Reproduce verbatim the lines of the data below, from the first line through the line containing "page-number: 11 [1344,107,1384,142]", with both of those lines included.

**Extracted data:**
________________________________________

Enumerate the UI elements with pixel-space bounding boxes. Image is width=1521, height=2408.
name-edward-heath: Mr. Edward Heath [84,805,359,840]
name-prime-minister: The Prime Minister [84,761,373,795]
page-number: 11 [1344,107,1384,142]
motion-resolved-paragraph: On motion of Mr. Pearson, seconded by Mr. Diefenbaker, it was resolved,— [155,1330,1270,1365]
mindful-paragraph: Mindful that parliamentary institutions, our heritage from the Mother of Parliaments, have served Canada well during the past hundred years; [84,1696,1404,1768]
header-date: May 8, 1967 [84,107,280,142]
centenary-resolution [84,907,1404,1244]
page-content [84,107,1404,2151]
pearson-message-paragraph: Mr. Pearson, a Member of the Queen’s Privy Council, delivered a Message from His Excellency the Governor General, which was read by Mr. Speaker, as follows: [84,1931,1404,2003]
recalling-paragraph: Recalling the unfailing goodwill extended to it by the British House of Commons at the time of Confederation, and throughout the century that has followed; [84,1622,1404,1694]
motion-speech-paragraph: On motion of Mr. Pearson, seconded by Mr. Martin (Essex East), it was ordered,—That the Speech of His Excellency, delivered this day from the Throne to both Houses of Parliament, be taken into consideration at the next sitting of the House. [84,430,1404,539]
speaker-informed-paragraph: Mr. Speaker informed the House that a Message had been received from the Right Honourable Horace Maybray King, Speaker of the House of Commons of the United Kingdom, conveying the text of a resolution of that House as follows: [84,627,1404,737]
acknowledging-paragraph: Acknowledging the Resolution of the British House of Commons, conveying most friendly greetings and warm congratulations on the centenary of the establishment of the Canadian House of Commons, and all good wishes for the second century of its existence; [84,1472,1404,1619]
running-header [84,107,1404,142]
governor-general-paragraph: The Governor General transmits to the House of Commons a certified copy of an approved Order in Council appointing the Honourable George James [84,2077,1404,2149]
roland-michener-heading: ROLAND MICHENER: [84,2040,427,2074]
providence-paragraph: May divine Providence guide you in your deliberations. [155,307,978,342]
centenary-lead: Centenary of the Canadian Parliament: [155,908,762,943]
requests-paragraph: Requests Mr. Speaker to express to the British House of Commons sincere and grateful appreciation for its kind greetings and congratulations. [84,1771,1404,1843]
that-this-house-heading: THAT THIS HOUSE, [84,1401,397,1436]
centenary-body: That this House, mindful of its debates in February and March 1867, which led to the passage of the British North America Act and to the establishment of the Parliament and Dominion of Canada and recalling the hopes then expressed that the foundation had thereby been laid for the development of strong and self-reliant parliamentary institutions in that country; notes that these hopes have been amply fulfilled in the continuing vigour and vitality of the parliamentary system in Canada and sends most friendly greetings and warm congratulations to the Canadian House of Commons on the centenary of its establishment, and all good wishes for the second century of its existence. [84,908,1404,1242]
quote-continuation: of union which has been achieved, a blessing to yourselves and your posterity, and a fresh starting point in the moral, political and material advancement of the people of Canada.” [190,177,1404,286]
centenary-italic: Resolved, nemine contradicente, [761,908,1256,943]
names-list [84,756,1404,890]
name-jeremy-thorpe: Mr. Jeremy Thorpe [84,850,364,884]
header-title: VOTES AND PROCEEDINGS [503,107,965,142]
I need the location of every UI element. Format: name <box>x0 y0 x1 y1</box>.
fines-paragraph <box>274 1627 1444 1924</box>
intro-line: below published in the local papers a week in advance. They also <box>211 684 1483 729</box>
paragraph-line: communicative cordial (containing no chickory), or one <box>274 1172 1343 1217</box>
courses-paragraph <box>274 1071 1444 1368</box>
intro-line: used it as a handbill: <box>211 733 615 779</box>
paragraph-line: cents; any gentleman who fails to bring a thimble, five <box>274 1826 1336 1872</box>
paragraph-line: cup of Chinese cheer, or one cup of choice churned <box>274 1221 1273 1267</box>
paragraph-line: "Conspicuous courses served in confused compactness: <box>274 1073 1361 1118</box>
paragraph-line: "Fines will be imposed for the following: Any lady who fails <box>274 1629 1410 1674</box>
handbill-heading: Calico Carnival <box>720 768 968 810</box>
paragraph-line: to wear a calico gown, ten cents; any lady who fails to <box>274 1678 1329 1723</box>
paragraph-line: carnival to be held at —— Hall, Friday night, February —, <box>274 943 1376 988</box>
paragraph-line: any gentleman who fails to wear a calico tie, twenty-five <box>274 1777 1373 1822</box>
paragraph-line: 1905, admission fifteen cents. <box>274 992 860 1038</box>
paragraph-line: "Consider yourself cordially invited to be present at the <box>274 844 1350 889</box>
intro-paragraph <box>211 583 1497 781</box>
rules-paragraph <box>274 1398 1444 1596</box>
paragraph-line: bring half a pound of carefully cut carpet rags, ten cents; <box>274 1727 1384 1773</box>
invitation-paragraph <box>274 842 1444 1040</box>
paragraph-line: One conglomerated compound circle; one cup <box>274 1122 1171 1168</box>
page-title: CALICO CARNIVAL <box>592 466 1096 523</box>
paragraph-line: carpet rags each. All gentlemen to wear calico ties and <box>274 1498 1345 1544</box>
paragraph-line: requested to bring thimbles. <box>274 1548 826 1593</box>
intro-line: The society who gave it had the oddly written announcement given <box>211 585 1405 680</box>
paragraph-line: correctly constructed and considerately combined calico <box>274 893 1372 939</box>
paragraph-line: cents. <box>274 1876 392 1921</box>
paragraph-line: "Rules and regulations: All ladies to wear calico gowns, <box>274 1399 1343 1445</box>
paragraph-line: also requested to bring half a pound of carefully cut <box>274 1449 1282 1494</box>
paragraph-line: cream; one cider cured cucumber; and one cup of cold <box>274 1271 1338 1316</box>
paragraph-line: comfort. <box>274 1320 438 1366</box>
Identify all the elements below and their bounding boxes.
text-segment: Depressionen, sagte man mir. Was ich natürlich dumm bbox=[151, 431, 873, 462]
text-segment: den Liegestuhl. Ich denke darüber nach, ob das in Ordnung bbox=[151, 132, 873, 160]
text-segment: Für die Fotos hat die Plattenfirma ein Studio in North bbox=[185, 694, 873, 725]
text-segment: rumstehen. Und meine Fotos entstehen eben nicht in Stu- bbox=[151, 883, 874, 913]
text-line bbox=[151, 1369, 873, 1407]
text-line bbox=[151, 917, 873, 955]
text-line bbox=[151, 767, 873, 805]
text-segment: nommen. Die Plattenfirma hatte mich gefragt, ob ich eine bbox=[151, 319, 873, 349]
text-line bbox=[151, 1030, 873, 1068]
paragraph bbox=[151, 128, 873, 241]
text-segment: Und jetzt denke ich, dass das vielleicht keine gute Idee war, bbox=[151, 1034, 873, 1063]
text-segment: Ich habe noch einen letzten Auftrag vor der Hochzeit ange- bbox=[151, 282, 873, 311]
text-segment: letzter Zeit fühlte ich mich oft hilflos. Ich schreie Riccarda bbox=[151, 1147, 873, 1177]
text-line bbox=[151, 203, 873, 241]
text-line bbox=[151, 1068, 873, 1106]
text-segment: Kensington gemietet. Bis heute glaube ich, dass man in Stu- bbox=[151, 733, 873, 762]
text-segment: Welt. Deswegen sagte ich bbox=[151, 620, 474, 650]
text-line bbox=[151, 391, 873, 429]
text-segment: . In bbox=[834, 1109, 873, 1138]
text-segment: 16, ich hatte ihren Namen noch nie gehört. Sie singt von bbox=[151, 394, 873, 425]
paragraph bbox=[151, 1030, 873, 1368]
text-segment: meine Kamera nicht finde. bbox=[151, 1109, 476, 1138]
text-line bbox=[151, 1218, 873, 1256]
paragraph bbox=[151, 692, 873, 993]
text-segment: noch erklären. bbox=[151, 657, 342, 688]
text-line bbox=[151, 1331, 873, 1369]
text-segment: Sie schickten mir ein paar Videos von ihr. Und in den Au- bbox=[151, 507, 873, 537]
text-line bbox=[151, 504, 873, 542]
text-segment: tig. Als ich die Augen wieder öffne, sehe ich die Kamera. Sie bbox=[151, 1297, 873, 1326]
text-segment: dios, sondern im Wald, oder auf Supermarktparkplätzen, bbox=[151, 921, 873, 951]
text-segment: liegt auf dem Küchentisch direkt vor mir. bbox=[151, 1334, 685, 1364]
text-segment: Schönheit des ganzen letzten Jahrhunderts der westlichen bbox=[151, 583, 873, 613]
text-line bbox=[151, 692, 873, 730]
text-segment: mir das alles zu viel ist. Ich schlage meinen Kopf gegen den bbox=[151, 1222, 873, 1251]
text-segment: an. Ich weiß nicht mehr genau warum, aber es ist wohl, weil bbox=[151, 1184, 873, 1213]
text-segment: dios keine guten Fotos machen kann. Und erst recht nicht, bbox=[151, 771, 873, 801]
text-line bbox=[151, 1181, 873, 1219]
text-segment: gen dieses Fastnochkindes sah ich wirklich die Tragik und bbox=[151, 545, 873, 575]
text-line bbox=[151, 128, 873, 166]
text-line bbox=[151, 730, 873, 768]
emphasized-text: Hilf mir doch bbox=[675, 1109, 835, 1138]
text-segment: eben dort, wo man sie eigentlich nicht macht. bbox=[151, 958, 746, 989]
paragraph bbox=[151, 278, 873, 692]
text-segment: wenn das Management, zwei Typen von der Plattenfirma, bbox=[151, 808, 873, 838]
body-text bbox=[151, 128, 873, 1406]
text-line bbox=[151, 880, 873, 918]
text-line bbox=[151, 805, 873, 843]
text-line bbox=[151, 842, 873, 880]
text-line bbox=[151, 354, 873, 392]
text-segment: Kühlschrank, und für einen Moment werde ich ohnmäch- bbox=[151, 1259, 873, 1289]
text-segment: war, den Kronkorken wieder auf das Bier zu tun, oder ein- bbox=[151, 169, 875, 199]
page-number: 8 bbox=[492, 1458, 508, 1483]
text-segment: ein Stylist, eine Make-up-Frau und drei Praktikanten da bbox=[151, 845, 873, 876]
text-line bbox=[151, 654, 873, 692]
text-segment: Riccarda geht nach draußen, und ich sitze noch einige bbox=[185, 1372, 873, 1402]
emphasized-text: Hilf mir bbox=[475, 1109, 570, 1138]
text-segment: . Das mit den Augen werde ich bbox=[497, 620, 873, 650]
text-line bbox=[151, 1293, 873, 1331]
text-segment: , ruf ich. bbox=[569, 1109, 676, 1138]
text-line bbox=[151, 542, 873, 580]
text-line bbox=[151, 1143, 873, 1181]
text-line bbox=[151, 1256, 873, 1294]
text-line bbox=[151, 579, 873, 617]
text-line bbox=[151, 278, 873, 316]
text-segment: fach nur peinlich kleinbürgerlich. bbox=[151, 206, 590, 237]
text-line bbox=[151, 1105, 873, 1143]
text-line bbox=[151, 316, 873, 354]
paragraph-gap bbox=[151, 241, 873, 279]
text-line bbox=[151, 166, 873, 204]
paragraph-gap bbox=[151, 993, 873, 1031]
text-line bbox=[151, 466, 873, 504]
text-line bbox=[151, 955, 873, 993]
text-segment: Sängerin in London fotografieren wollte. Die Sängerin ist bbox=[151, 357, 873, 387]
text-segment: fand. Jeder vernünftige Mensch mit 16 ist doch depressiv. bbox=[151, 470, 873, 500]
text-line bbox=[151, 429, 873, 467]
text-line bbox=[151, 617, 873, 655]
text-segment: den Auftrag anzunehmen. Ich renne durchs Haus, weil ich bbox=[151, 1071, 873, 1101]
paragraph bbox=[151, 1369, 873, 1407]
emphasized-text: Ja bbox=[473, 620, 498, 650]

________________________________________

**Answer:**
Enumerate the UI elements with pixel-space bounding boxes. Image is width=1521, height=2408.
name-edward-heath: Mr. Edward Heath [84,805,359,840]
name-prime-minister: The Prime Minister [84,761,373,795]
page-number: 11 [1344,107,1384,142]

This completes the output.